··· Data shown ···

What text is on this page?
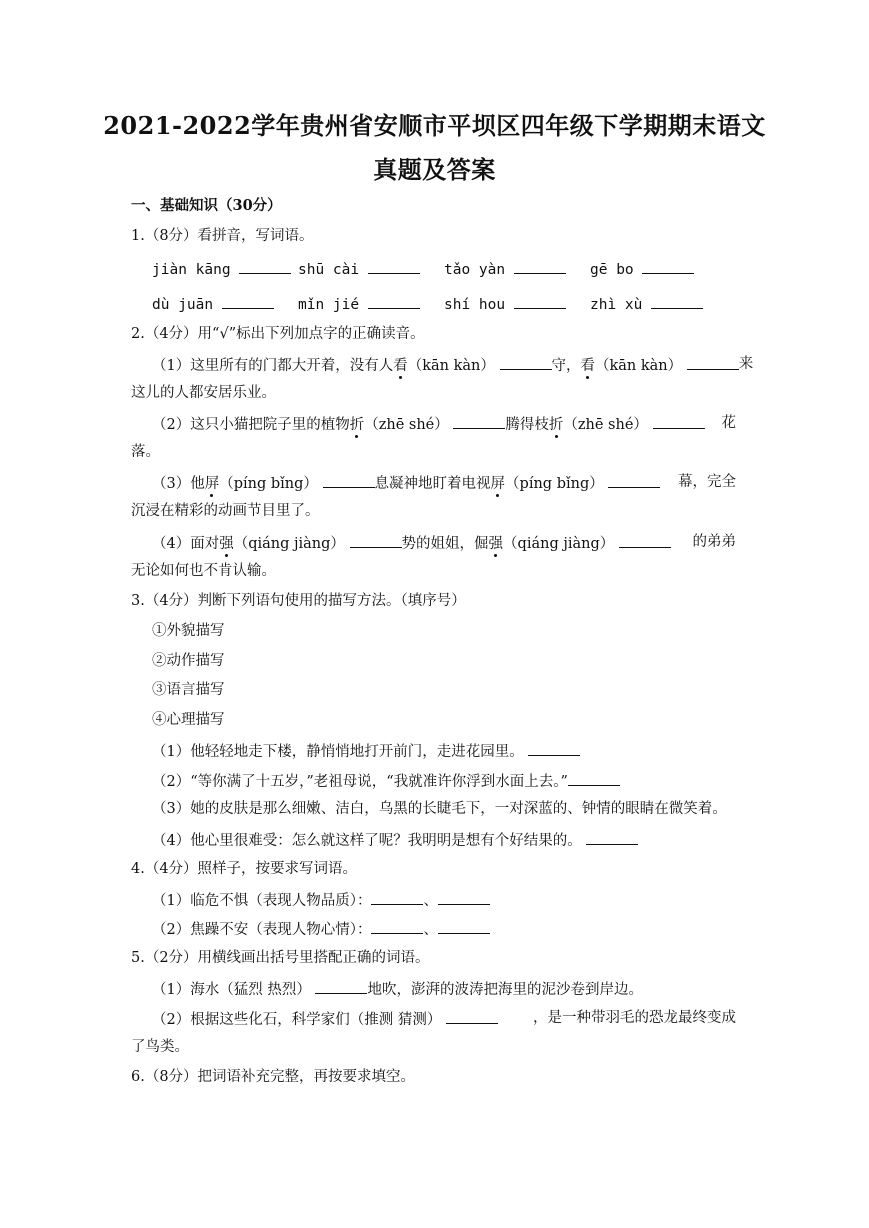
2021-2022学年贵州省安顺市平坝区四年级下学期期末语文
真题及答案
一、基础知识（30分）
1.（8分）看拼音，写词语。
jiàn kāng	shū cài	tǎo yàn	gē bo
dù juān	mǐn jié	shí hou	zhì xù
2.（4分）用“√”标出下列加点字的正确读音。
（1）这里所有的门都大开着，没有人看（kān kàn）	守，看（kān kàn）	来
这儿的人都安居乐业。
（2）这只小猫把院子里的植物折（zhē shé）	腾得枝折（zhē shé）	花
落。
（3）他屏（píng bǐng）	息凝神地盯着电视屏（píng bǐng）	幕，完全
沉浸在精彩的动画节目里了。
（4）面对强（qiáng jiàng）	势的姐姐，倔强（qiáng jiàng）	的弟弟
无论如何也不肯认输。
3.（4分）判断下列语句使用的描写方法。（填序号）
①外貌描写
②动作描写
③语言描写
④心理描写
（1）他轻轻地走下楼，静悄悄地打开前门，走进花园里。
（2）“等你满了十五岁，”老祖母说，“我就准许你浮到水面上去。”
（3）她的皮肤是那么细嫩、洁白，乌黑的长睫毛下，一对深蓝的、钟情的眼睛在微笑着。
（4）他心里很难受：怎么就这样了呢？我明明是想有个好结果的。
4.（4分）照样子，按要求写词语。
（1）临危不惧（表现人物品质）：	、
（2）焦躁不安（表现人物心情）：	、
5.（2分）用横线画出括号里搭配正确的词语。
（1）海水（猛烈 热烈）	地吹，澎湃的波涛把海里的泥沙卷到岸边。
（2）根据这些化石，科学家们（推测 猜测）	，是一种带羽毛的恐龙最终变成
了鸟类。
6.（8分）把词语补充完整，再按要求填空。
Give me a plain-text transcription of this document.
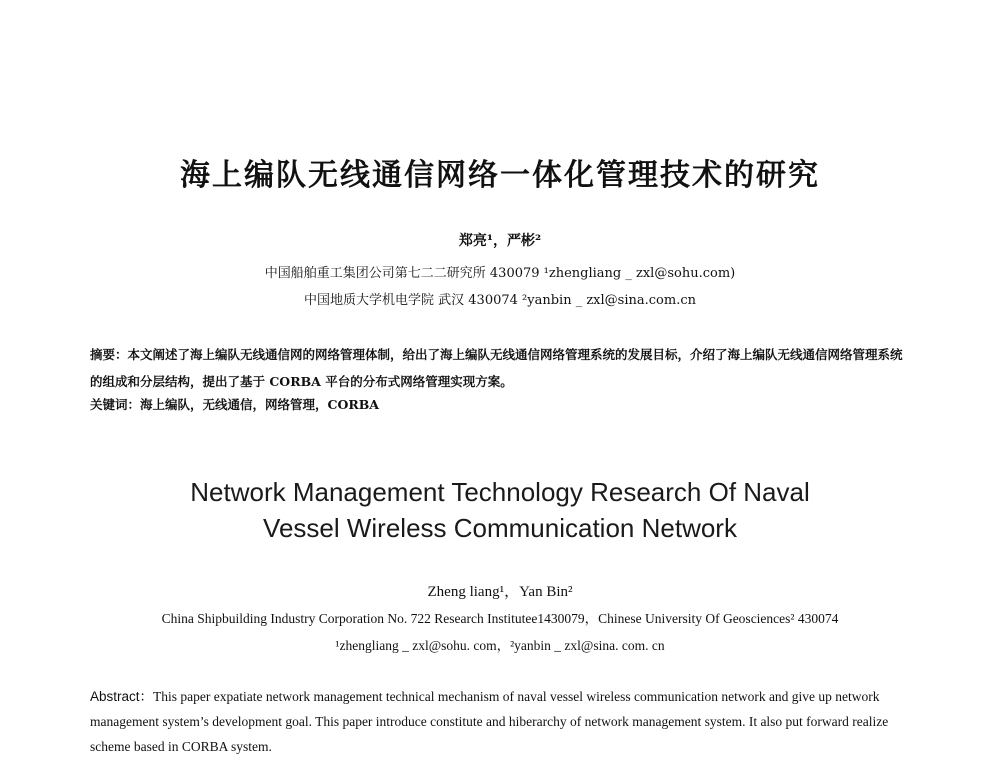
海上编队无线通信网络一体化管理技术的研究
郑亮¹，严彬²
中国船舶重工集团公司第七二二研究所 430079 ¹zhengliang _ zxl@sohu.com)
中国地质大学机电学院 武汉 430074 ²yanbin _ zxl@sina.com.cn
摘要：本文阐述了海上编队无线通信网的网络管理体制，给出了海上编队无线通信网络管理系统的发展目标，介绍了海上编队无线通信网络管理系统的组成和分层结构，提出了基于 CORBA 平台的分布式网络管理实现方案。
关键词：海上编队，无线通信，网络管理，CORBA
Network Management Technology Research Of Naval
Vessel Wireless Communication Network
Zheng liang¹，Yan Bin²
China Shipbuilding Industry Corporation No. 722 Research Institutee1430079，Chinese University Of Geosciences² 430074
¹zhengliang _ zxl@sohu. com，²yanbin _ zxl@sina. com. cn
Abstract：This paper expatiate network management technical mechanism of naval vessel wireless communication network and give up network management system’s development goal. This paper introduce constitute and hiberarchy of network management system. It also put forward realize scheme based in CORBA system.
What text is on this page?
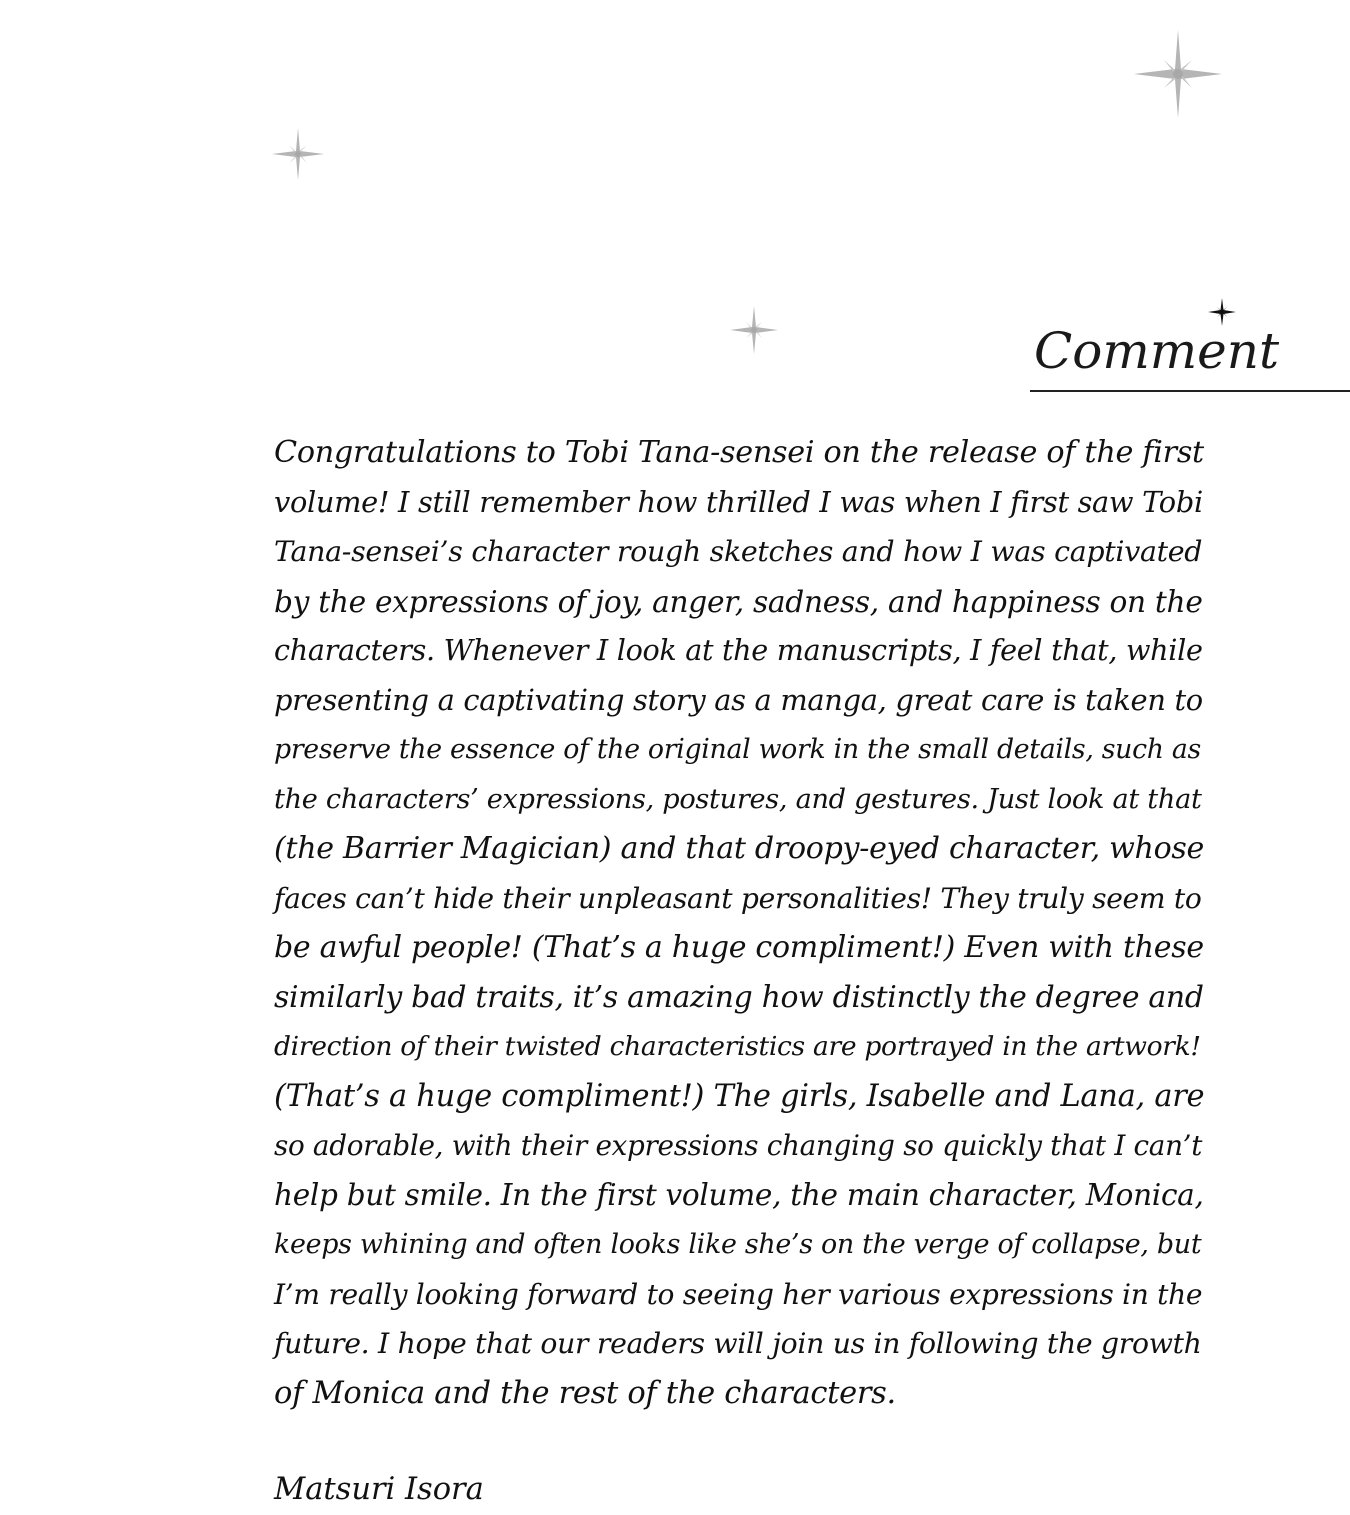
Comment
Congratulations to Tobi Tana-sensei on the release of the first
volume! I still remember how thrilled I was when I first saw Tobi
Tana-sensei’s character rough sketches and how I was captivated
by the expressions of joy, anger, sadness, and happiness on the
characters. Whenever I look at the manuscripts, I feel that, while
presenting a captivating story as a manga, great care is taken to
preserve the essence of the original work in the small details, such as
the characters’ expressions, postures, and gestures. Just look at that
(the Barrier Magician) and that droopy-eyed character, whose
faces can’t hide their unpleasant personalities! They truly seem to
be awful people! (That’s a huge compliment!) Even with these
similarly bad traits, it’s amazing how distinctly the degree and
direction of their twisted characteristics are portrayed in the artwork!
(That’s a huge compliment!) The girls, Isabelle and Lana, are
so adorable, with their expressions changing so quickly that I can’t
help but smile. In the first volume, the main character, Monica,
keeps whining and often looks like she’s on the verge of collapse, but
I’m really looking forward to seeing her various expressions in the
future. I hope that our readers will join us in following the growth
of Monica and the rest of the characters.
Matsuri Isora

···

- _Aim_:
Examine the records and pull out every line where the string "with" occurs.

- _Answer for this exercise_:
be awful people! (That’s a huge compliment!) Even with these
so adorable, with their expressions changing so quickly that I can’t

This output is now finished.